-- Start EXTRACTED INFORMATION --
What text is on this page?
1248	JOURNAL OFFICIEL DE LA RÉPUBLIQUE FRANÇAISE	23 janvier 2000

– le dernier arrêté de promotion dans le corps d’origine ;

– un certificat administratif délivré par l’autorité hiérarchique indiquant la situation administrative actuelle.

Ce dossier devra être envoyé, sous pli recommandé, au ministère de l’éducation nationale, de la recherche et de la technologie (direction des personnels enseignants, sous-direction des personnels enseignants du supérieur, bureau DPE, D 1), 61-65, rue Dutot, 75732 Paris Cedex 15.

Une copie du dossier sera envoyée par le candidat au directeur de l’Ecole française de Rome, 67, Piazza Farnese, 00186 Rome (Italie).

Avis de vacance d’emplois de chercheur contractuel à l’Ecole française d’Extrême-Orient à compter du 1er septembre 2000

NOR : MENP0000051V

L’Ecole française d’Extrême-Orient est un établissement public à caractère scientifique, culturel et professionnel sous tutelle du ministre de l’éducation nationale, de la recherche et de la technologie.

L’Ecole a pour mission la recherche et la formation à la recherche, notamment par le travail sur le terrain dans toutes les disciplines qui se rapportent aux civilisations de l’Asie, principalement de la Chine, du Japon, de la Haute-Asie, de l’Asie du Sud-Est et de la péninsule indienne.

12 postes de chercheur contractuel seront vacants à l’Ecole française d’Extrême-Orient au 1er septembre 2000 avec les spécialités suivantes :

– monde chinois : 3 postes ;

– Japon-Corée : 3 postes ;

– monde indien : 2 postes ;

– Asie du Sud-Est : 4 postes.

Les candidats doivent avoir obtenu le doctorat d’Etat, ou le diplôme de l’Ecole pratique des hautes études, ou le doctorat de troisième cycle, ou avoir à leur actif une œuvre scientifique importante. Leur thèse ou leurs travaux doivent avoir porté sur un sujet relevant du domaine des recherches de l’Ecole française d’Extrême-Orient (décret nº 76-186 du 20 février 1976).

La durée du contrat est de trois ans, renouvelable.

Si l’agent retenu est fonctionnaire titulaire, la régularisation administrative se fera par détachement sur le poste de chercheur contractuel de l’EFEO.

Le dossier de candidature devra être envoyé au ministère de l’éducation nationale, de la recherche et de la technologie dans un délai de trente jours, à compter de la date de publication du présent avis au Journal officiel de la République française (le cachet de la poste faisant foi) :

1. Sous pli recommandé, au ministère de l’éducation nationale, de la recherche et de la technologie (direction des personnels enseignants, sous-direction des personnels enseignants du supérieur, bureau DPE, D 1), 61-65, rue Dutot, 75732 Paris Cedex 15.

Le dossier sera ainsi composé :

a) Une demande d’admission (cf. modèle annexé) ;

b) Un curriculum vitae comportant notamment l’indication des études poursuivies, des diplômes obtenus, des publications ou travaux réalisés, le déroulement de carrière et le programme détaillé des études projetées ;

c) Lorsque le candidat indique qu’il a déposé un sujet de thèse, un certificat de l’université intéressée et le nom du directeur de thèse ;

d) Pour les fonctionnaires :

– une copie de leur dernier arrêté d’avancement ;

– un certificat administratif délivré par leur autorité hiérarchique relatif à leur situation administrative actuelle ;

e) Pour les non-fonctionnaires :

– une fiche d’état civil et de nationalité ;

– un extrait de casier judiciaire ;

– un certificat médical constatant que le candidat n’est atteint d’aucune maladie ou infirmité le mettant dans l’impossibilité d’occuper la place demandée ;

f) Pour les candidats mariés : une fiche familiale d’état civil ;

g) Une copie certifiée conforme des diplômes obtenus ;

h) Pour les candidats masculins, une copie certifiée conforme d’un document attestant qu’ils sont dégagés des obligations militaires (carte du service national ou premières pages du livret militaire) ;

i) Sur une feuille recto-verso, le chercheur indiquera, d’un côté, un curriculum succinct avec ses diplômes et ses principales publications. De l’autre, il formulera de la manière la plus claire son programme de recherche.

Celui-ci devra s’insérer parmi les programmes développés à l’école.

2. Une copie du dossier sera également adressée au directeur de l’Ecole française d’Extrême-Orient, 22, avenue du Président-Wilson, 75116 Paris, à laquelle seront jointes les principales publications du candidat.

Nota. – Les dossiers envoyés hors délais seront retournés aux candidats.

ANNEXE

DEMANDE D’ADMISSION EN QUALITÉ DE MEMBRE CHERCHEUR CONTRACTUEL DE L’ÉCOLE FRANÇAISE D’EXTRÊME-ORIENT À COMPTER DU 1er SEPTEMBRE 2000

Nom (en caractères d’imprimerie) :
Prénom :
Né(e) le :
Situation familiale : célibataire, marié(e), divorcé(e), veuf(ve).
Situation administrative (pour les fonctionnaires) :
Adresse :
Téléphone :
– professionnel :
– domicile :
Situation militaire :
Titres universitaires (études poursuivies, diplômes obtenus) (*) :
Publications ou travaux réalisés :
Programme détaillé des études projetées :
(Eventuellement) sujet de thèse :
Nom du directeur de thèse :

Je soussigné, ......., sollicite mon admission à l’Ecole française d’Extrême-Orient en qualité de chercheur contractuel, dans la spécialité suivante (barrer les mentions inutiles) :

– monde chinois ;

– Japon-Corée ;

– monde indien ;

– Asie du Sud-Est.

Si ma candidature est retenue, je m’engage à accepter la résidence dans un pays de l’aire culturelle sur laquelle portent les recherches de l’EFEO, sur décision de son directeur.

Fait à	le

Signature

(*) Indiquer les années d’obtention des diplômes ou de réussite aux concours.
-- End EXTRACTED INFORMATION --
* [EXERCISE OBJECTIVE]: Print the material once more, exactly.

* [ANSWER IN FULL]:
What text is on this page?
1248	JOURNAL OFFICIEL DE LA RÉPUBLIQUE FRANÇAISE	23 janvier 2000

– le dernier arrêté de promotion dans le corps d’origine ;

– un certificat administratif délivré par l’autorité hiérarchique indiquant la situation administrative actuelle.

Ce dossier devra être envoyé, sous pli recommandé, au ministère de l’éducation nationale, de la recherche et de la technologie (direction des personnels enseignants, sous-direction des personnels enseignants du supérieur, bureau DPE, D 1), 61-65, rue Dutot, 75732 Paris Cedex 15.

Une copie du dossier sera envoyée par le candidat au directeur de l’Ecole française de Rome, 67, Piazza Farnese, 00186 Rome (Italie).

Avis de vacance d’emplois de chercheur contractuel à l’Ecole française d’Extrême-Orient à compter du 1er septembre 2000

NOR : MENP0000051V

L’Ecole française d’Extrême-Orient est un établissement public à caractère scientifique, culturel et professionnel sous tutelle du ministre de l’éducation nationale, de la recherche et de la technologie.

L’Ecole a pour mission la recherche et la formation à la recherche, notamment par le travail sur le terrain dans toutes les disciplines qui se rapportent aux civilisations de l’Asie, principalement de la Chine, du Japon, de la Haute-Asie, de l’Asie du Sud-Est et de la péninsule indienne.

12 postes de chercheur contractuel seront vacants à l’Ecole française d’Extrême-Orient au 1er septembre 2000 avec les spécialités suivantes :

– monde chinois : 3 postes ;

– Japon-Corée : 3 postes ;

– monde indien : 2 postes ;

– Asie du Sud-Est : 4 postes.

Les candidats doivent avoir obtenu le doctorat d’Etat, ou le diplôme de l’Ecole pratique des hautes études, ou le doctorat de troisième cycle, ou avoir à leur actif une œuvre scientifique importante. Leur thèse ou leurs travaux doivent avoir porté sur un sujet relevant du domaine des recherches de l’Ecole française d’Extrême-Orient (décret nº 76-186 du 20 février 1976).

La durée du contrat est de trois ans, renouvelable.

Si l’agent retenu est fonctionnaire titulaire, la régularisation administrative se fera par détachement sur le poste de chercheur contractuel de l’EFEO.

Le dossier de candidature devra être envoyé au ministère de l’éducation nationale, de la recherche et de la technologie dans un délai de trente jours, à compter de la date de publication du présent avis au Journal officiel de la République française (le cachet de la poste faisant foi) :

1. Sous pli recommandé, au ministère de l’éducation nationale, de la recherche et de la technologie (direction des personnels enseignants, sous-direction des personnels enseignants du supérieur, bureau DPE, D 1), 61-65, rue Dutot, 75732 Paris Cedex 15.

Le dossier sera ainsi composé :

a) Une demande d’admission (cf. modèle annexé) ;

b) Un curriculum vitae comportant notamment l’indication des études poursuivies, des diplômes obtenus, des publications ou travaux réalisés, le déroulement de carrière et le programme détaillé des études projetées ;

c) Lorsque le candidat indique qu’il a déposé un sujet de thèse, un certificat de l’université intéressée et le nom du directeur de thèse ;

d) Pour les fonctionnaires :

– une copie de leur dernier arrêté d’avancement ;

– un certificat administratif délivré par leur autorité hiérarchique relatif à leur situation administrative actuelle ;

e) Pour les non-fonctionnaires :

– une fiche d’état civil et de nationalité ;

– un extrait de casier judiciaire ;

– un certificat médical constatant que le candidat n’est atteint d’aucune maladie ou infirmité le mettant dans l’impossibilité d’occuper la place demandée ;

f) Pour les candidats mariés : une fiche familiale d’état civil ;

g) Une copie certifiée conforme des diplômes obtenus ;

h) Pour les candidats masculins, une copie certifiée conforme d’un document attestant qu’ils sont dégagés des obligations militaires (carte du service national ou premières pages du livret militaire) ;

i) Sur une feuille recto-verso, le chercheur indiquera, d’un côté, un curriculum succinct avec ses diplômes et ses principales publications. De l’autre, il formulera de la manière la plus claire son programme de recherche.

Celui-ci devra s’insérer parmi les programmes développés à l’école.

2. Une copie du dossier sera également adressée au directeur de l’Ecole française d’Extrême-Orient, 22, avenue du Président-Wilson, 75116 Paris, à laquelle seront jointes les principales publications du candidat.

Nota. – Les dossiers envoyés hors délais seront retournés aux candidats.

ANNEXE

DEMANDE D’ADMISSION EN QUALITÉ DE MEMBRE CHERCHEUR CONTRACTUEL DE L’ÉCOLE FRANÇAISE D’EXTRÊME-ORIENT À COMPTER DU 1er SEPTEMBRE 2000

Nom (en caractères d’imprimerie) :
Prénom :
Né(e) le :
Situation familiale : célibataire, marié(e), divorcé(e), veuf(ve).
Situation administrative (pour les fonctionnaires) :
Adresse :
Téléphone :
– professionnel :
– domicile :
Situation militaire :
Titres universitaires (études poursuivies, diplômes obtenus) (*) :
Publications ou travaux réalisés :
Programme détaillé des études projetées :
(Eventuellement) sujet de thèse :
Nom du directeur de thèse :

Je soussigné, ......., sollicite mon admission à l’Ecole française d’Extrême-Orient en qualité de chercheur contractuel, dans la spécialité suivante (barrer les mentions inutiles) :

– monde chinois ;

– Japon-Corée ;

– monde indien ;

– Asie du Sud-Est.

Si ma candidature est retenue, je m’engage à accepter la résidence dans un pays de l’aire culturelle sur laquelle portent les recherches de l’EFEO, sur décision de son directeur.

Fait à	le

Signature

(*) Indiquer les années d’obtention des diplômes ou de réussite aux concours.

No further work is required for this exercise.